_WHAT THE EXERCISE ASKS_: Work out the number of lines in the records that include the word "Defender"; reply with that number alone.

══════

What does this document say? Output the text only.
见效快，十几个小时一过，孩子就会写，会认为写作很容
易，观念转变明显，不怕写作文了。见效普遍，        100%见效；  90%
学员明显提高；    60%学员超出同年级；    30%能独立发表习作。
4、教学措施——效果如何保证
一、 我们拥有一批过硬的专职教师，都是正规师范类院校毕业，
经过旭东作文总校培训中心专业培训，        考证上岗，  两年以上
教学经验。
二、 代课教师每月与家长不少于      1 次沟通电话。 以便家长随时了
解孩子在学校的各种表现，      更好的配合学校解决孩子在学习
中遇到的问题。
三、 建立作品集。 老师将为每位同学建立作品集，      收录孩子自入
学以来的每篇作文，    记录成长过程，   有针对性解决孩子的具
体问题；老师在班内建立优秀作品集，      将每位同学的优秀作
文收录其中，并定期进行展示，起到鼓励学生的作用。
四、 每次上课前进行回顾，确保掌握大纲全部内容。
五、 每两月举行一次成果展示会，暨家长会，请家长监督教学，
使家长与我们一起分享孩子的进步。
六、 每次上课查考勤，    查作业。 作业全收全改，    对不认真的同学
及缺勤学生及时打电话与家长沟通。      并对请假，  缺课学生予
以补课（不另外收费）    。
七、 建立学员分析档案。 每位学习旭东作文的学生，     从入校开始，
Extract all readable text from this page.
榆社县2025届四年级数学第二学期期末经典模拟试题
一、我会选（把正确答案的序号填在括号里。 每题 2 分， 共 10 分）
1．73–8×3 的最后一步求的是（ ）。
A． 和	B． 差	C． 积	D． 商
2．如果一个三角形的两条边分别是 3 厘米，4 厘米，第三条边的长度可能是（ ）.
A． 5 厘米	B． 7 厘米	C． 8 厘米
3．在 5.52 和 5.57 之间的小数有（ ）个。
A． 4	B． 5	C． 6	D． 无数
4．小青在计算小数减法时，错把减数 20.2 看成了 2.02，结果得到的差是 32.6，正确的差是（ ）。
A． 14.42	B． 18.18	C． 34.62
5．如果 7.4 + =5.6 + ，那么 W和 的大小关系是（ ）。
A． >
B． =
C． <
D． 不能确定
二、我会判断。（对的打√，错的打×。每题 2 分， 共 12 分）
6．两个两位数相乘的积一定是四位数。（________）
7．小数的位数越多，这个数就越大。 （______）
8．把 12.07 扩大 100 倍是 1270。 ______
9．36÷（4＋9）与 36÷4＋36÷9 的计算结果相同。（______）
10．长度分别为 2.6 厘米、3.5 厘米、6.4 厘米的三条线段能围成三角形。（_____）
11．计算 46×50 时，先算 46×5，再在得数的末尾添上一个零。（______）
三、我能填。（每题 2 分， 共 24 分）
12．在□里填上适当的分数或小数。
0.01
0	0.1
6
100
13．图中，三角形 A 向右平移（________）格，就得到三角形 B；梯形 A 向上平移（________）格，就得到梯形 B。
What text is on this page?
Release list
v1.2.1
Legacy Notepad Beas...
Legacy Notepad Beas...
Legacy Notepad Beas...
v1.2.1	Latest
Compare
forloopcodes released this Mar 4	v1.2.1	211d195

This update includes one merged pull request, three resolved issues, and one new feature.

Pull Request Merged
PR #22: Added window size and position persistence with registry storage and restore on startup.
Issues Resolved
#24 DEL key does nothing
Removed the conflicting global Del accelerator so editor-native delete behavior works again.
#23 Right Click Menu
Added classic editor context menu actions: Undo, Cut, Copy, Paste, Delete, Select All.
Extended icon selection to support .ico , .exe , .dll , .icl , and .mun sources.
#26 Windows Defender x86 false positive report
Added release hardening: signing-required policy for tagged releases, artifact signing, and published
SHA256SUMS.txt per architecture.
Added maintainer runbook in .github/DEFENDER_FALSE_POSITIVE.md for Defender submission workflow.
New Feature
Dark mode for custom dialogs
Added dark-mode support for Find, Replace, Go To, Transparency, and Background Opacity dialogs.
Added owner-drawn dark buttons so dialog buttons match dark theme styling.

══════

_TASK RESULT_: 2